● **WHAT IS NEEDED**
Look through the entries below and count the lines with the word "name" in them; give only the number.

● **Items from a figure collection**
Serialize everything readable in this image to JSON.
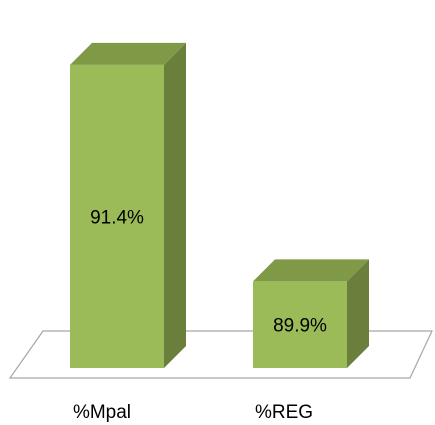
{
  "chart_data": {
    "type": "bar",
    "categories": [
      "%Mpal",
      "%REG"
    ],
    "values": [
      91.4,
      89.9
    ],
    "data_labels": [
      "91.4%",
      "89.9%"
    ],
    "title": "",
    "xlabel": "",
    "ylabel": "",
    "ylim": [
      89.3,
      91.6
    ],
    "grid": false,
    "legend": "none",
    "colors": {
      "bar_front": "#9bbb59",
      "bar_side": "#6b7f3c",
      "bar_top": "#7f9947",
      "floor_stroke": "#a6a6a6",
      "floor_fill": "#ffffff"
    }
  }
}
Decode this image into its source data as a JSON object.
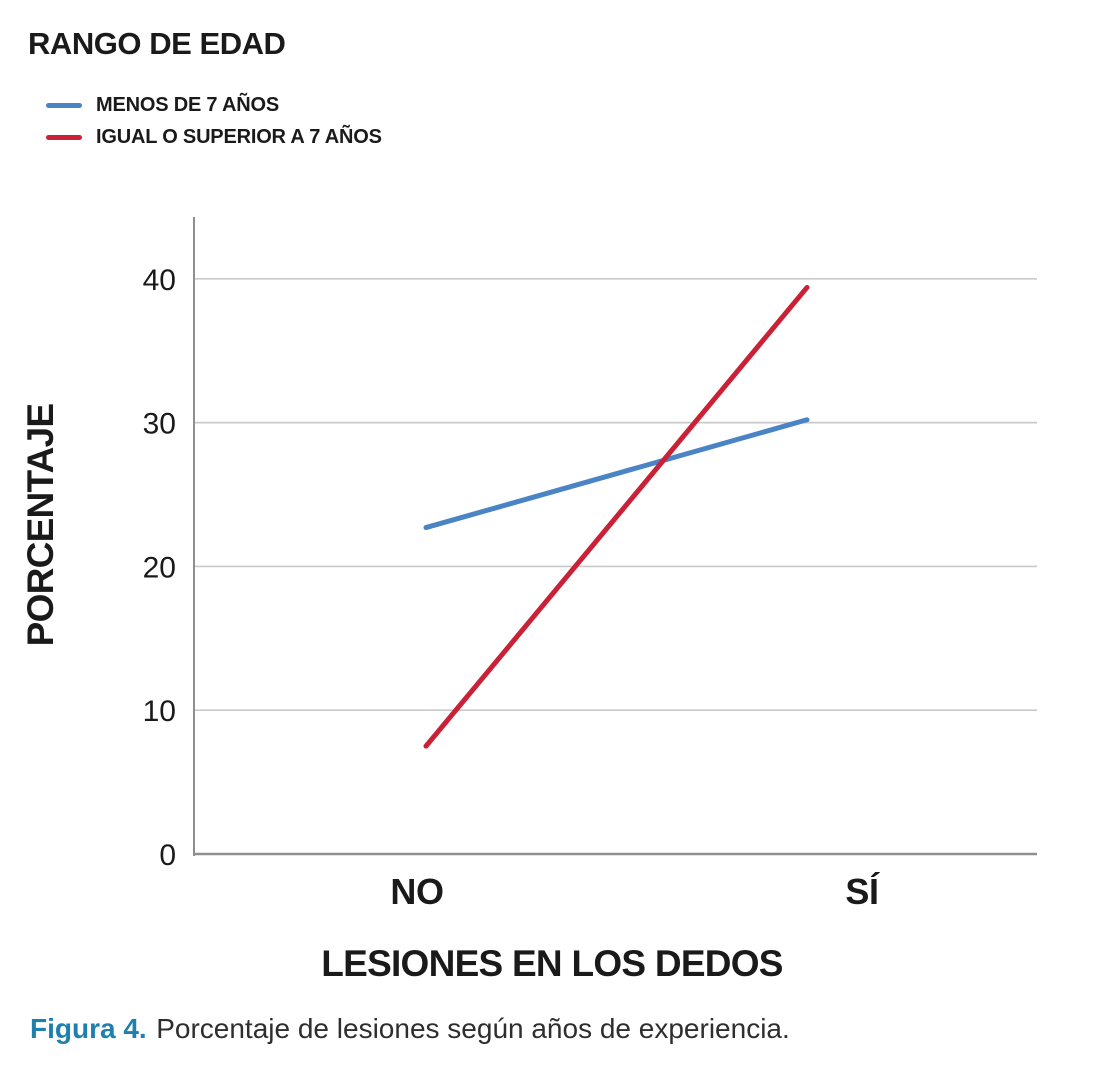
{
  "caption": {
    "label": "Figura 4.",
    "text": "Porcentaje de lesiones según años de experiencia.",
    "label_color": "#1f7fae",
    "text_color": "#2e2e2e"
  },
  "chart_data": {
    "type": "line",
    "title": "RANGO DE EDAD",
    "categories": [
      "NO",
      "SÍ"
    ],
    "series": [
      {
        "name": "MENOS DE 7 AÑOS",
        "values": [
          22.7,
          30.2
        ],
        "color": "#4a84c4"
      },
      {
        "name": "IGUAL O SUPERIOR A 7 AÑOS",
        "values": [
          7.5,
          39.4
        ],
        "color": "#cb2137"
      }
    ],
    "xlabel": "LESIONES EN LOS DEDOS",
    "ylabel": "PORCENTAJE",
    "yticks": [
      0,
      10,
      20,
      30,
      40
    ],
    "ylim": [
      0,
      44.3
    ],
    "grid": true,
    "grid_color": "#c9c9c9",
    "axis_color": "#8f8f8f",
    "legend_position": "top-left"
  }
}
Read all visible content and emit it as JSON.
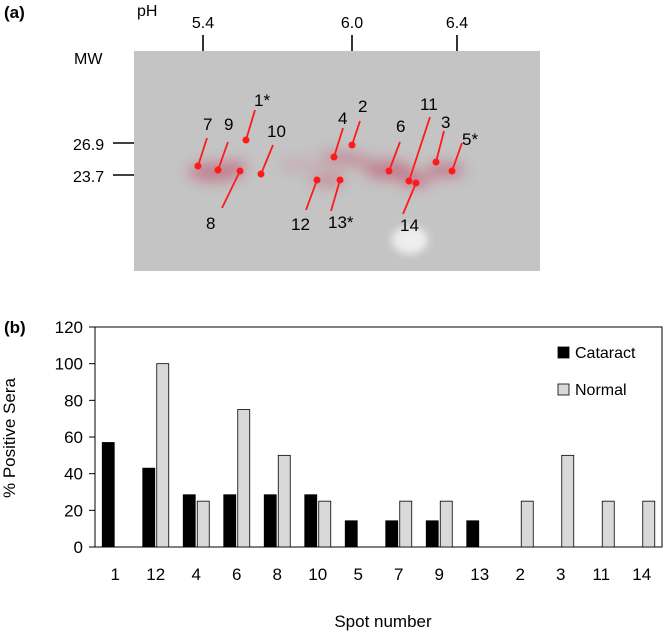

● **RESULT**
2